Written task 1 :: Convert the records between the lines holding "Output 9 of" and "242, 206, 257]", inclusive, into a two-column CSV with the columns instruction and output. Give one row per record, with its text and its answer each in a single quoted field and line breaks changed to spaces, and leave the pictures out.

The US government filed a lawsuit in a Miami, Florida asking the court to order UBS to reveal to the US tax authorities the identities of the bank's US customers - identified with the moniker 'John Doe' - 'with secret Swiss accounts,' the Justice Department said.

'UBS believes it has substantial defenses to the enforcement of the John Doe summons and intends to vigorously contest the enforcement of the summons in the civil proceeding,' the Swiss bank said on Thursday, citing a deal with the Justice Department to cooperate in the tax probe reached Wednesday.

In the suit filed in Miami, the Obama administration wants UBS to turn over information on as many as 52,000 US customers who concealed their accounts from the US government in violation of tax laws.

'At a time when millions of Americans are losing their jobs, their homes, and their health care, it is appalling that more than 50,000 of the wealthiest among us have actively sought to evade their civil and legal duty to pay taxes,' the acting assistant attorney general, John DiCicco, said in a statement.

A deal announced on Wednesday provides access to about 250 to 300 UBS customers who used Swiss bank secrecy laws to hide assets.

To avoid prosecution, UBS agreed to pay US$780 million (S$1.2 billion), which Justice Department officials said was the largest ever in a criminal tax case.

The bank's chairman, Peter Kurer, said UBS accepted 'full responsibility' for helping its US clients conceal assets from the Internal Revenue Service.

But that does not mean the bank is about to fork over information on thousands of accounts.

On Wednesday, the government claimed in court papers there were close to 20,000 US clients who hid assets through the UBS programme.

Record extracts ::
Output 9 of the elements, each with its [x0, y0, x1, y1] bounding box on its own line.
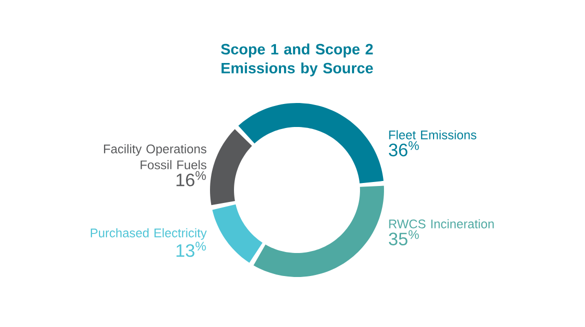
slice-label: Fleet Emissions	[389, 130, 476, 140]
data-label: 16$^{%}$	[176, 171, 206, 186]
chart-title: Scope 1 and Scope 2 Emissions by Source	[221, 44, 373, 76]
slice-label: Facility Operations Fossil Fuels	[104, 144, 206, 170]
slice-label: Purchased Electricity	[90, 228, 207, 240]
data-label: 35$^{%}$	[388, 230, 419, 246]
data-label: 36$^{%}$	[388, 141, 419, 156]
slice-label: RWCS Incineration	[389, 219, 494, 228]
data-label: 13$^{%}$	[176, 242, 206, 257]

...

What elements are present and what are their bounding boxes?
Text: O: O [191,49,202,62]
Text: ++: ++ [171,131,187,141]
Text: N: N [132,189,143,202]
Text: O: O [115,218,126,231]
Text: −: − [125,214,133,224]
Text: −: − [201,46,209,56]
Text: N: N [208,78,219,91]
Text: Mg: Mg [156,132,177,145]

---

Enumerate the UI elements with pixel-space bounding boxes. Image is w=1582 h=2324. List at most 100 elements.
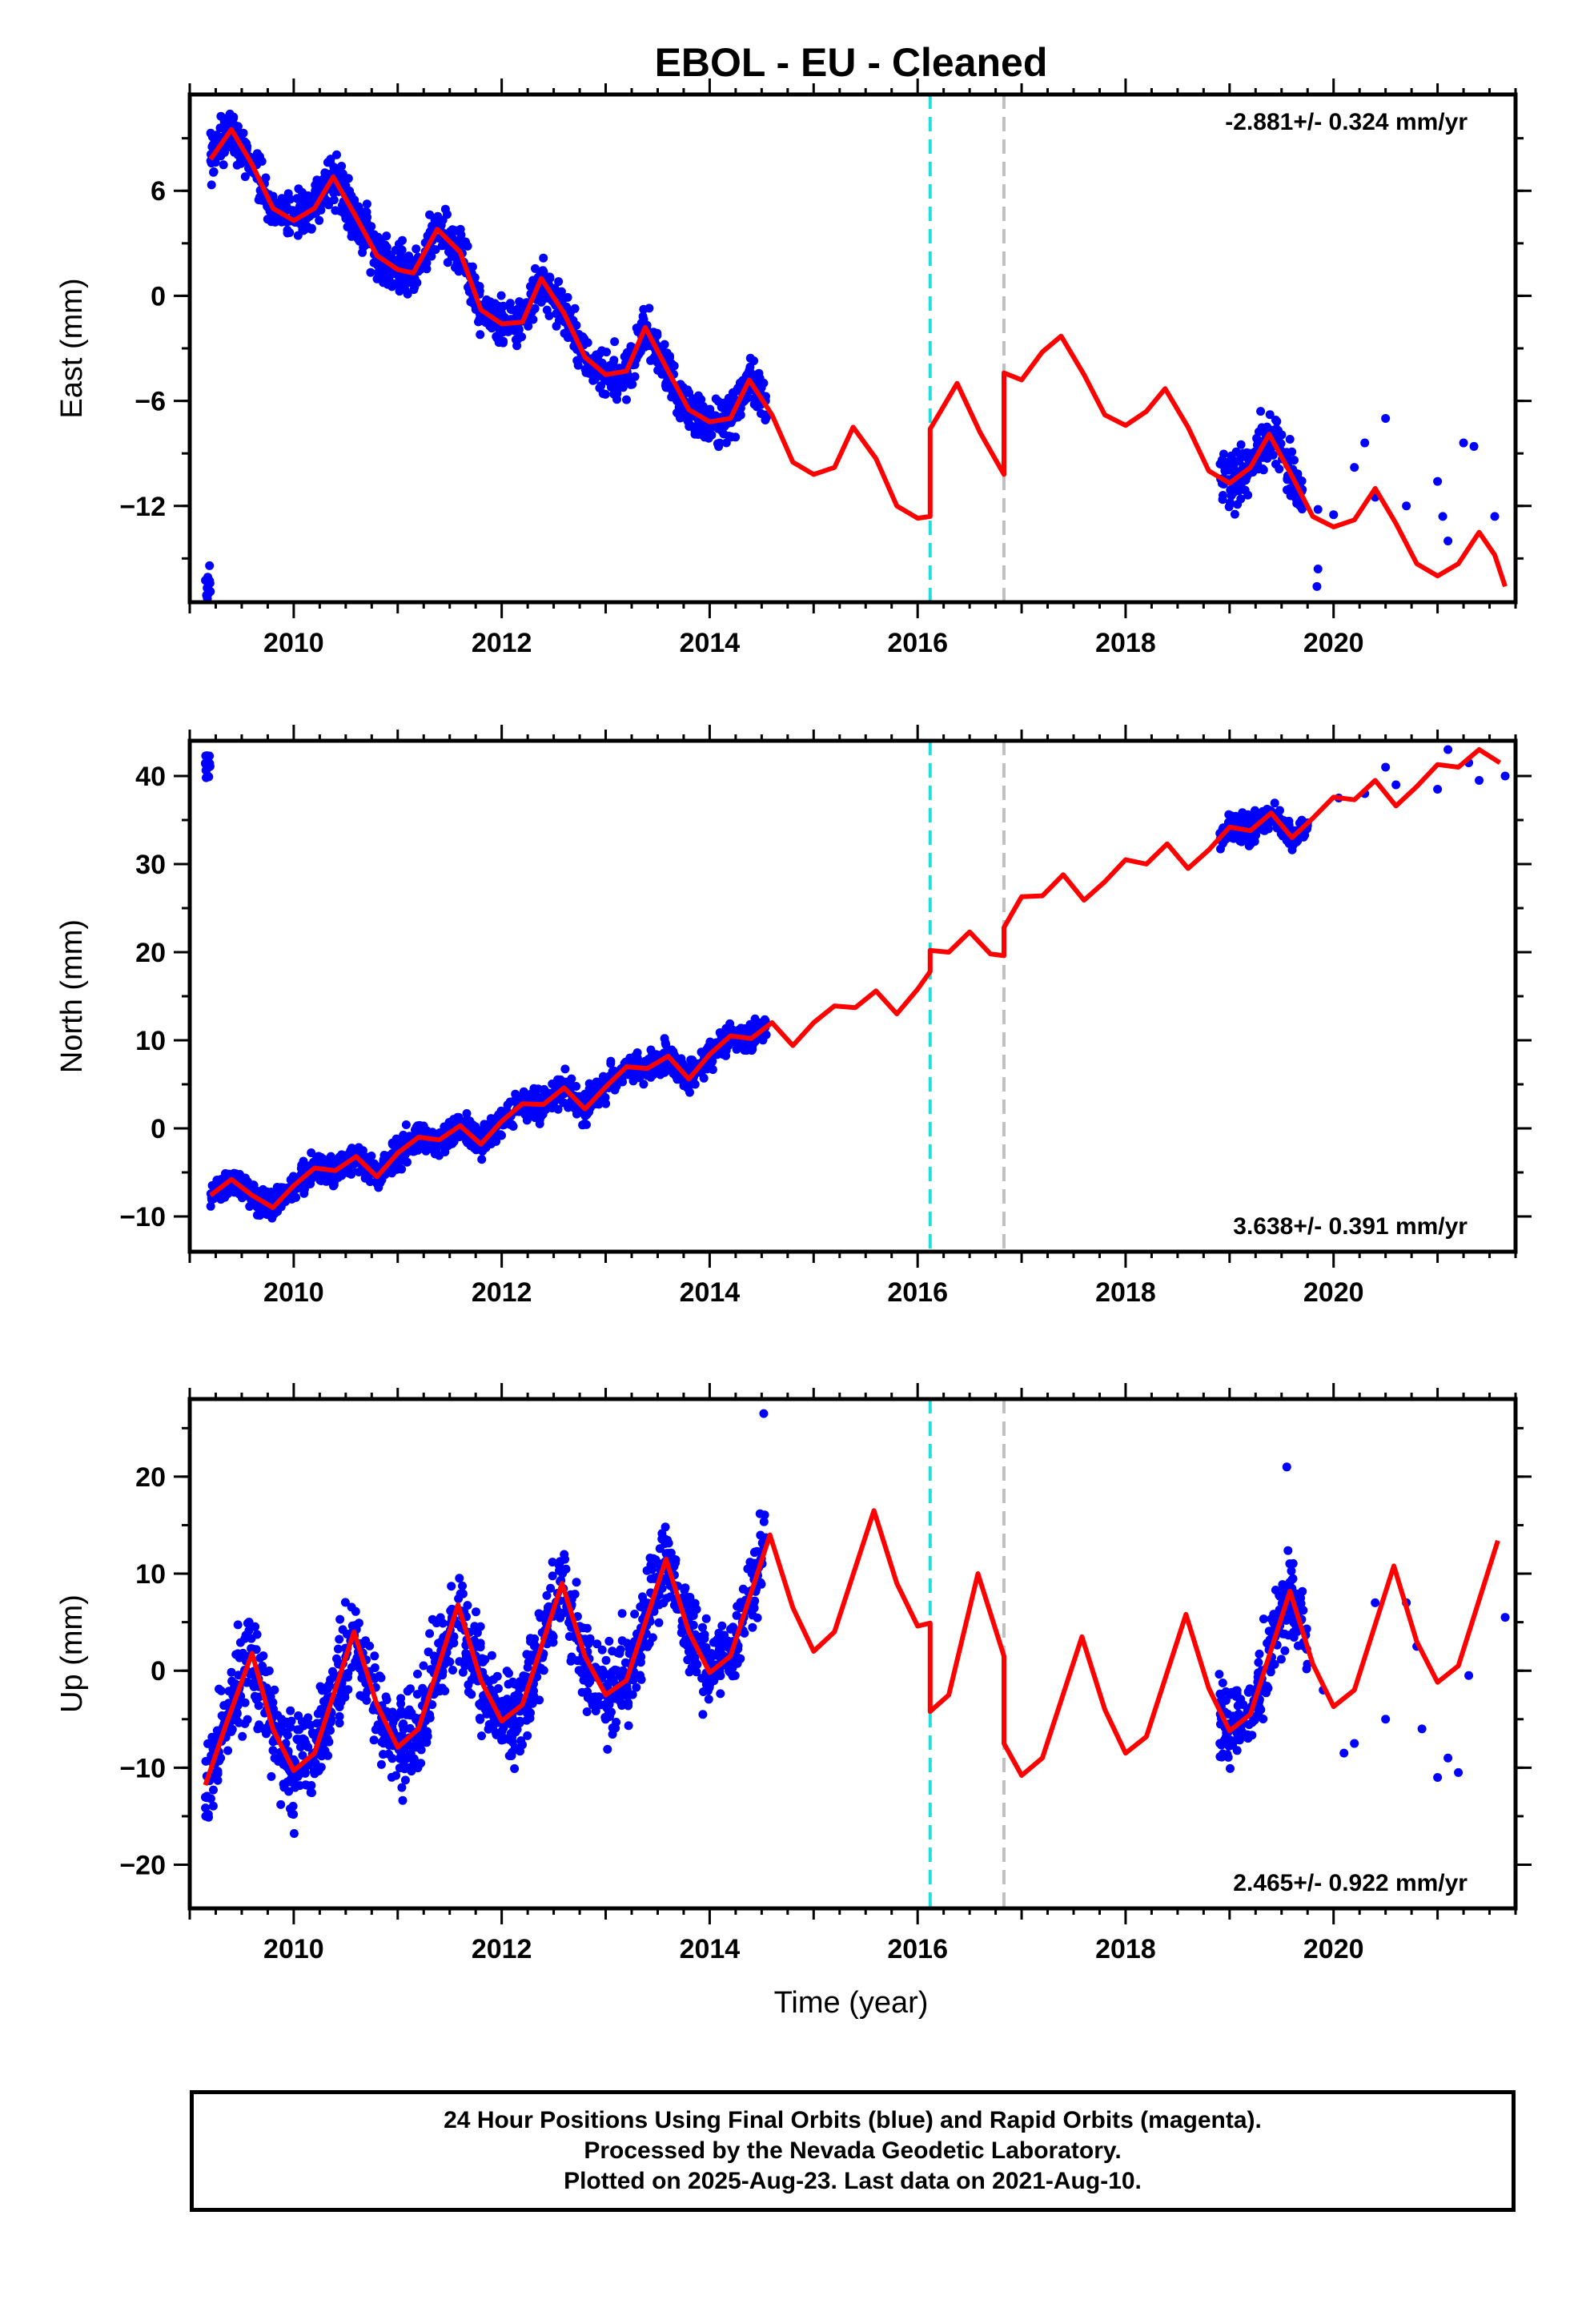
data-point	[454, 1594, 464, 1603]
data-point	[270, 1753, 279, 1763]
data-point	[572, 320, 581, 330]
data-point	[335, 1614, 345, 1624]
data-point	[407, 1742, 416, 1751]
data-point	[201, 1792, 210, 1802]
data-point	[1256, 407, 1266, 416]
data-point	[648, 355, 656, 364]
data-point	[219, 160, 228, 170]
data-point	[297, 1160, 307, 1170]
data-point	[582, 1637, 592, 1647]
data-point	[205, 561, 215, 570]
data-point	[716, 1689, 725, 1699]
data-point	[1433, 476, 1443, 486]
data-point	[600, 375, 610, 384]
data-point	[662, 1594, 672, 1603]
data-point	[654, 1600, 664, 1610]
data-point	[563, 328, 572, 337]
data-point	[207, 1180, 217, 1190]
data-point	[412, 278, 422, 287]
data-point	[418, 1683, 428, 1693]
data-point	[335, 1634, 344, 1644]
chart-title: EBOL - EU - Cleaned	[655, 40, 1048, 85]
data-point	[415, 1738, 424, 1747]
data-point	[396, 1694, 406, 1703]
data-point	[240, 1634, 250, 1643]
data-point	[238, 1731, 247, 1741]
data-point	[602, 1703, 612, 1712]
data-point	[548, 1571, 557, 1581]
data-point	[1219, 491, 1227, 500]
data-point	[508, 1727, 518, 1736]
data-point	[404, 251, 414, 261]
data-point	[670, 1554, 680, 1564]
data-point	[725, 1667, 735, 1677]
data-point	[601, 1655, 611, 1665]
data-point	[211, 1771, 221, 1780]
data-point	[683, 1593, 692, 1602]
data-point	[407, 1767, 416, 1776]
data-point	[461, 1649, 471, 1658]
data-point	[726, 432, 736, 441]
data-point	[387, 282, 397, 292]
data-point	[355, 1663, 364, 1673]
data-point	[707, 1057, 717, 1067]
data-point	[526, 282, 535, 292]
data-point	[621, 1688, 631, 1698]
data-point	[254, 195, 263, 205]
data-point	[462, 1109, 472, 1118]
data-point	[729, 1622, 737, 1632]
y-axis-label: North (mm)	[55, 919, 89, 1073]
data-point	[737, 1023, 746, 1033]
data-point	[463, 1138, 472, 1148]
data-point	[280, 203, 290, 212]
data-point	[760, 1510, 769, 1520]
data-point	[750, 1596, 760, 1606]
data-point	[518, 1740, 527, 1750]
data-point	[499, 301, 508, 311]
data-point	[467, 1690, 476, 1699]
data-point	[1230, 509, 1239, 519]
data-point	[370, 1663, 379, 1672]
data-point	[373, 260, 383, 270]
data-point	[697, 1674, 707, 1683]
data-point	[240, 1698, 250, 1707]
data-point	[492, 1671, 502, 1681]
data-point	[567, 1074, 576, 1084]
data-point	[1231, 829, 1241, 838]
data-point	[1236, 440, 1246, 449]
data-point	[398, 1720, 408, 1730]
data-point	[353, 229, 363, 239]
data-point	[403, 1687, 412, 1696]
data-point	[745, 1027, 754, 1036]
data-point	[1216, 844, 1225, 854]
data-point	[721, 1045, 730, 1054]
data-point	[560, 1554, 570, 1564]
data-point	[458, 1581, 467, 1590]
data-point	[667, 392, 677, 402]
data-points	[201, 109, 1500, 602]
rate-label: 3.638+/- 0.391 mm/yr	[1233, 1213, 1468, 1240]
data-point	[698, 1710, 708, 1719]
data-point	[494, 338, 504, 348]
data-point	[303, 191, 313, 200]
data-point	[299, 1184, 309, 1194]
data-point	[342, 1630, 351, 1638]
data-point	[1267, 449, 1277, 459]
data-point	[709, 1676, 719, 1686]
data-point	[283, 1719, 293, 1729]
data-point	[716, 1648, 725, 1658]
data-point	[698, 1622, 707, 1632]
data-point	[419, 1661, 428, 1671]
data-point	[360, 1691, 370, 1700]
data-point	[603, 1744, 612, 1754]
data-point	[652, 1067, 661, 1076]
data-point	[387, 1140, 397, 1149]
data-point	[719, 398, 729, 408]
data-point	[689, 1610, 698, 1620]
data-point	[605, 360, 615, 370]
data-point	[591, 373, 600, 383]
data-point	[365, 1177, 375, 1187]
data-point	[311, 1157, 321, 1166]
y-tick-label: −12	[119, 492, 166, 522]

Written task 2 :: Write out the UBS tax case passage between "The US government filed" and "Justice Department said.", inclusive, substituting "complaint" for "lawsuit".

Task solution 1 ::
instruction,output
"Output 9 of the elements, each with its [x0, y0, x1, y1] bounding box on its own line.","slice-label: Fleet Emissions	[389, 130, 476, 140] data-label: 16$^{%}$	[176, 171, 206, 186] chart-title: Scope 1 and Scope 2 Emissions by Source	[221, 44, 373, 76] slice-label: Facility Operations Fossil Fuels	[104, 144, 206, 170] slice-label: Purchased Electricity	[90, 228, 207, 240] data-label: 35$^{%}$	[388, 230, 419, 246] data-label: 36$^{%}$	[388, 141, 419, 156] slice-label: RWCS Incineration	[389, 219, 494, 228] data-label: 13$^{%}$	[176, 242, 206, 257]"

Task solution 2 ::
The US government filed a complaint in a Miami, Florida asking the court to order UBS to reveal to the US tax authorities the identities of the bank's US customers - identified with the moniker 'John Doe' - 'with secret Swiss accounts,' the Justice Department said.